### YOUR TASK
How many lines in the listing below include the word "name"? Reply with the count alone.

[Dataset records]
◇ ◇ ◇

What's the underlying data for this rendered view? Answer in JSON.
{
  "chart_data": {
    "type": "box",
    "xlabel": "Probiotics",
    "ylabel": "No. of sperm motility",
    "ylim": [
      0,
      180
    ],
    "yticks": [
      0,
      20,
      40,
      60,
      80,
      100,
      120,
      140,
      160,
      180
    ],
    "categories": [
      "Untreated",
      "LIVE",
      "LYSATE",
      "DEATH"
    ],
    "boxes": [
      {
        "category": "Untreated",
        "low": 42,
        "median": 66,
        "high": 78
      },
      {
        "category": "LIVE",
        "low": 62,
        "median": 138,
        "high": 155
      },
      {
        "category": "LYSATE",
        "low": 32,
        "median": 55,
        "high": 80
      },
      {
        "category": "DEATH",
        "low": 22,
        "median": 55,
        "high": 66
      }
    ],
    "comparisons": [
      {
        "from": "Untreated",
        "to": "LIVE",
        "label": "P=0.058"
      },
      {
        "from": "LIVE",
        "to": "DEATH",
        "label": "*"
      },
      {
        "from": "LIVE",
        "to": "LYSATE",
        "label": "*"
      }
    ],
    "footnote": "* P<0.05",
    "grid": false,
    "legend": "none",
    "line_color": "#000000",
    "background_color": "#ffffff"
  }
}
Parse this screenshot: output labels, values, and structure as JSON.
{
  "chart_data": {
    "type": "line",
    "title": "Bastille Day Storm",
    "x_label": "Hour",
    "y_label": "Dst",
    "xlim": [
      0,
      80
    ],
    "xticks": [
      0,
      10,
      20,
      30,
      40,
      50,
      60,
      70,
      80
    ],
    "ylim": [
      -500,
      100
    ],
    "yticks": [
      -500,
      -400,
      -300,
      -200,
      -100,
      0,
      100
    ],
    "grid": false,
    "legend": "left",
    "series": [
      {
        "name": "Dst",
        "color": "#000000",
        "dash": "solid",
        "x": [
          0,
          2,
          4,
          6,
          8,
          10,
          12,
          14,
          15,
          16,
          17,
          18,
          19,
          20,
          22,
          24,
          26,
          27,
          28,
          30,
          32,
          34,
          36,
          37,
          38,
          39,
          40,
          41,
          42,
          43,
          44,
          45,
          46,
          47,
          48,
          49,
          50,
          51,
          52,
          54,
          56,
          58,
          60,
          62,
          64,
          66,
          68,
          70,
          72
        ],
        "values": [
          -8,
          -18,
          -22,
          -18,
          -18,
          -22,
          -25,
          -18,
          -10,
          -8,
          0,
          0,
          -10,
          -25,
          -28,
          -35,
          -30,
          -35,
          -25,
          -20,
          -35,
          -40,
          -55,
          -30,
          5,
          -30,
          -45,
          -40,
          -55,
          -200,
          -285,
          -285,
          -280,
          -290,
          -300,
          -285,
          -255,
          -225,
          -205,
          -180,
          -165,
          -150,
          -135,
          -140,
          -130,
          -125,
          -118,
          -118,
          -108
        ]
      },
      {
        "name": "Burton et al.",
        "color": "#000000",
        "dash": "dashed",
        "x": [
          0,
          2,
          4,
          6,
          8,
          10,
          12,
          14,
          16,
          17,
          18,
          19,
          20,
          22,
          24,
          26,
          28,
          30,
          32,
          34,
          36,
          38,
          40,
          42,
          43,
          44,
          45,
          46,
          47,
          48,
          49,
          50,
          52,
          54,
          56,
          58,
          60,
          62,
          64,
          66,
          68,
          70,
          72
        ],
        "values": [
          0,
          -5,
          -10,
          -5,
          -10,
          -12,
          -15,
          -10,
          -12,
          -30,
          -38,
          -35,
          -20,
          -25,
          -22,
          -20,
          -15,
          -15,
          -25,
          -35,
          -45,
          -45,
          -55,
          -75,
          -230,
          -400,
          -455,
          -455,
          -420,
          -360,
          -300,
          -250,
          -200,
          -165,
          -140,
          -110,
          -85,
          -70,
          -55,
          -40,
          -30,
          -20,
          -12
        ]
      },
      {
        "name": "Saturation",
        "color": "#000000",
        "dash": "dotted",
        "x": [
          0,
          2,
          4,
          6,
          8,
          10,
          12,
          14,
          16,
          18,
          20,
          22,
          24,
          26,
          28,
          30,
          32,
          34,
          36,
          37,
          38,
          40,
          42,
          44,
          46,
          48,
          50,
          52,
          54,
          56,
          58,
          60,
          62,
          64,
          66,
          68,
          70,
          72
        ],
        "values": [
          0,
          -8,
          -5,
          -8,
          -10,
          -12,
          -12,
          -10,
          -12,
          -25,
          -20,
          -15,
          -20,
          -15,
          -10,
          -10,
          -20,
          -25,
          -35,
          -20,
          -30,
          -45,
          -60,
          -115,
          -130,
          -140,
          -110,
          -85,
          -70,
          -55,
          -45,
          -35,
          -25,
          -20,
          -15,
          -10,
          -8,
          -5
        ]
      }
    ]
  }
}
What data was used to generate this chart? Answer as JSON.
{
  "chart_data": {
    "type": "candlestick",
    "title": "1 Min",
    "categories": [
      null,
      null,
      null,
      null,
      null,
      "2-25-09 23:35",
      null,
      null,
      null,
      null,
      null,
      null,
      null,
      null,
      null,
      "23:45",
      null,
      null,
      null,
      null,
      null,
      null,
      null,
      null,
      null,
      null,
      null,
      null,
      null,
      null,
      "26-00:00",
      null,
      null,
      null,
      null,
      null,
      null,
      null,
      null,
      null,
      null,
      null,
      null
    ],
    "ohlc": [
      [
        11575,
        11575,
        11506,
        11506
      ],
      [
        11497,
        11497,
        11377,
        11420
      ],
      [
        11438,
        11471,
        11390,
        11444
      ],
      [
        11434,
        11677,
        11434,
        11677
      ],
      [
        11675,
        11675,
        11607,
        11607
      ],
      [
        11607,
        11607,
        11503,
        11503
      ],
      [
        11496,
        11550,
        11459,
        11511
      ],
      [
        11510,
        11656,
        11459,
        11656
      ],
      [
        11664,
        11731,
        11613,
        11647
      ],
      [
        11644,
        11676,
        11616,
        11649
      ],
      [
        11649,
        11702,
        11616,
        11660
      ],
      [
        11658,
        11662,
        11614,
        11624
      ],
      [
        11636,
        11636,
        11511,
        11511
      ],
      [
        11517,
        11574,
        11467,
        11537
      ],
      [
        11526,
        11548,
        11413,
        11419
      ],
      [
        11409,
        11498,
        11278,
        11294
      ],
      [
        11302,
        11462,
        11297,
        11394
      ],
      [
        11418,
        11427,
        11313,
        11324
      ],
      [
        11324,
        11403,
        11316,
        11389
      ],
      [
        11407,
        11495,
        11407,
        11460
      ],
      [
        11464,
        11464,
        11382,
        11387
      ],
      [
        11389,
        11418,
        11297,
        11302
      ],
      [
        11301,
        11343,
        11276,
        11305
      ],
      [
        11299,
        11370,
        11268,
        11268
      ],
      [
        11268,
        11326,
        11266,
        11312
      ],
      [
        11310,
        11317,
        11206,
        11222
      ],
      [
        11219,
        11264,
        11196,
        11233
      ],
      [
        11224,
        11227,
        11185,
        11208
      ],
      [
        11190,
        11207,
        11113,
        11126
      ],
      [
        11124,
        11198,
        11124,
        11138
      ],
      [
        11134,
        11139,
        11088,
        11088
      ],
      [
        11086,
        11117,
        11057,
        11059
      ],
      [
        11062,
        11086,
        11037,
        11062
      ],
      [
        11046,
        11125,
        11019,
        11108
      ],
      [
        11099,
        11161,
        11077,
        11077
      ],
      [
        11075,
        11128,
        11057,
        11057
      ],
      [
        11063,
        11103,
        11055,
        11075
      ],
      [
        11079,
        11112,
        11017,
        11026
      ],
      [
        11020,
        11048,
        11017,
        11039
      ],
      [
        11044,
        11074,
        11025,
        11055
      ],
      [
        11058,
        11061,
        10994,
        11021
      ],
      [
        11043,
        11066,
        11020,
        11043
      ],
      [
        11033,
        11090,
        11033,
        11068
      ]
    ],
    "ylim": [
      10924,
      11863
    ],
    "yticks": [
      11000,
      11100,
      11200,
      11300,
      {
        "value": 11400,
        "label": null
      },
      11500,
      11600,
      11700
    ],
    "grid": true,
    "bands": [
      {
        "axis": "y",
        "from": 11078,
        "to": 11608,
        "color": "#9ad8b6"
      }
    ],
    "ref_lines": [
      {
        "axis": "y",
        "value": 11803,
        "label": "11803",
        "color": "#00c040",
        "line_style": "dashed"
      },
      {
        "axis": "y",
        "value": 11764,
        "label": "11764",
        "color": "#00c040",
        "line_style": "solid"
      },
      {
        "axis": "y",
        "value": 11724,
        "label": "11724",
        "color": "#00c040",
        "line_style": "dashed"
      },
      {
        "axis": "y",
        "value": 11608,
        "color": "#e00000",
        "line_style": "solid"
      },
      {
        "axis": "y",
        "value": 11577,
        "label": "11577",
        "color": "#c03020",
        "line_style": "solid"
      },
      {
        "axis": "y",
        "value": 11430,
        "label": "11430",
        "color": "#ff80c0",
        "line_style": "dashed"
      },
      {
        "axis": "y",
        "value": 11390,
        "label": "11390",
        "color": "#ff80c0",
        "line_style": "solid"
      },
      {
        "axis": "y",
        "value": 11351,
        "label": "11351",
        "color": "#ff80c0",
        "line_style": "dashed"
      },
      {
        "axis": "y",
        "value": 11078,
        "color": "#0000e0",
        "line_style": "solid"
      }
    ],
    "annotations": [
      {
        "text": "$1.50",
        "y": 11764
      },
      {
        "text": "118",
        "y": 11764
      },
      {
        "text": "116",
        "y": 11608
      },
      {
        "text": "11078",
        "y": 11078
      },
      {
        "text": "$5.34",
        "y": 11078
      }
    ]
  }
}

◇ ◇ ◇

### EXERCISE OUTPUT
3